Task to carry out: Copy the records that follow exactly as written, but not their pictures.

Data for processing:
###

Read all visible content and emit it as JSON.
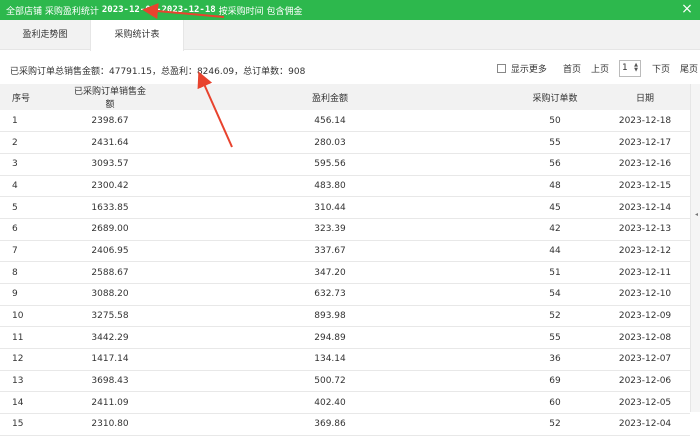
{
  "window": {
    "title_prefix": "全部店铺 采购盈利统计",
    "date_range": "2023-12-01-2023-12-18",
    "title_suffix": "按采购时间 包含佣金",
    "close_label": "×"
  },
  "tabs": [
    {
      "label": "盈利走势图",
      "active": false
    },
    {
      "label": "采购统计表",
      "active": true
    }
  ],
  "summary": "已采购订单总销售金额：47791.15，总盈利：8246.09，总订单数：908",
  "pager": {
    "show_more_label": "显示更多",
    "first_label": "首页",
    "prev_label": "上页",
    "page_value": "1",
    "next_label": "下页",
    "last_label": "尾页"
  },
  "table": {
    "headers": [
      "序号",
      "已采购订单销售金额",
      "盈利金额",
      "采购订单数",
      "日期"
    ],
    "rows": [
      [
        "1",
        "2398.67",
        "456.14",
        "50",
        "2023-12-18"
      ],
      [
        "2",
        "2431.64",
        "280.03",
        "55",
        "2023-12-17"
      ],
      [
        "3",
        "3093.57",
        "595.56",
        "56",
        "2023-12-16"
      ],
      [
        "4",
        "2300.42",
        "483.80",
        "48",
        "2023-12-15"
      ],
      [
        "5",
        "1633.85",
        "310.44",
        "45",
        "2023-12-14"
      ],
      [
        "6",
        "2689.00",
        "323.39",
        "42",
        "2023-12-13"
      ],
      [
        "7",
        "2406.95",
        "337.67",
        "44",
        "2023-12-12"
      ],
      [
        "8",
        "2588.67",
        "347.20",
        "51",
        "2023-12-11"
      ],
      [
        "9",
        "3088.20",
        "632.73",
        "54",
        "2023-12-10"
      ],
      [
        "10",
        "3275.58",
        "893.98",
        "52",
        "2023-12-09"
      ],
      [
        "11",
        "3442.29",
        "294.89",
        "55",
        "2023-12-08"
      ],
      [
        "12",
        "1417.14",
        "134.14",
        "36",
        "2023-12-07"
      ],
      [
        "13",
        "3698.43",
        "500.72",
        "69",
        "2023-12-06"
      ],
      [
        "14",
        "2411.09",
        "402.40",
        "60",
        "2023-12-05"
      ],
      [
        "15",
        "2310.80",
        "369.86",
        "52",
        "2023-12-04"
      ]
    ]
  },
  "colors": {
    "titlebar": "#2db84d",
    "annotation_arrow": "#e8432e"
  }
}
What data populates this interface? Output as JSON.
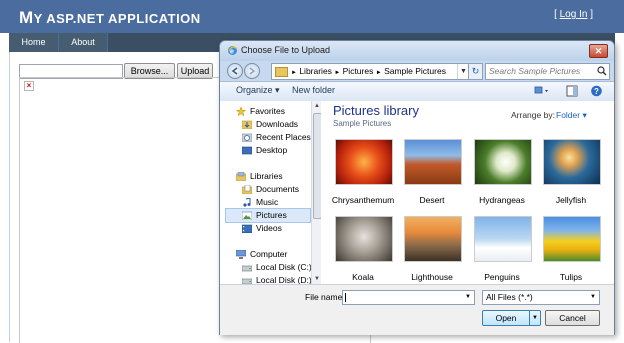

###

Correct response:
Read all visible content and emit it as JSON.
{
  "window": {
    "title_prefix": "全部店铺 采购盈利统计",
    "date_range": "2023-12-01-2023-12-18",
    "title_suffix": "按采购时间 包含佣金",
    "close_label": "×"
  },
  "tabs": [
    {
      "label": "盈利走势图",
      "active": false
    },
    {
      "label": "采购统计表",
      "active": true
    }
  ],
  "summary": "已采购订单总销售金额：47791.15，总盈利：8246.09，总订单数：908",
  "pager": {
    "show_more_label": "显示更多",
    "first_label": "首页",
    "prev_label": "上页",
    "page_value": "1",
    "next_label": "下页",
    "last_label": "尾页"
  },
  "table": {
    "headers": [
      "序号",
      "已采购订单销售金额",
      "盈利金额",
      "采购订单数",
      "日期"
    ],
    "rows": [
      [
        "1",
        "2398.67",
        "456.14",
        "50",
        "2023-12-18"
      ],
      [
        "2",
        "2431.64",
        "280.03",
        "55",
        "2023-12-17"
      ],
      [
        "3",
        "3093.57",
        "595.56",
        "56",
        "2023-12-16"
      ],
      [
        "4",
        "2300.42",
        "483.80",
        "48",
        "2023-12-15"
      ],
      [
        "5",
        "1633.85",
        "310.44",
        "45",
        "2023-12-14"
      ],
      [
        "6",
        "2689.00",
        "323.39",
        "42",
        "2023-12-13"
      ],
      [
        "7",
        "2406.95",
        "337.67",
        "44",
        "2023-12-12"
      ],
      [
        "8",
        "2588.67",
        "347.20",
        "51",
        "2023-12-11"
      ],
      [
        "9",
        "3088.20",
        "632.73",
        "54",
        "2023-12-10"
      ],
      [
        "10",
        "3275.58",
        "893.98",
        "52",
        "2023-12-09"
      ],
      [
        "11",
        "3442.29",
        "294.89",
        "55",
        "2023-12-08"
      ],
      [
        "12",
        "1417.14",
        "134.14",
        "36",
        "2023-12-07"
      ],
      [
        "13",
        "3698.43",
        "500.72",
        "69",
        "2023-12-06"
      ],
      [
        "14",
        "2411.09",
        "402.40",
        "60",
        "2023-12-05"
      ],
      [
        "15",
        "2310.80",
        "369.86",
        "52",
        "2023-12-04"
      ]
    ]
  },
  "colors": {
    "titlebar": "#2db84d",
    "annotation_arrow": "#e8432e"
  }
}
What data populates this interface? Output as JSON.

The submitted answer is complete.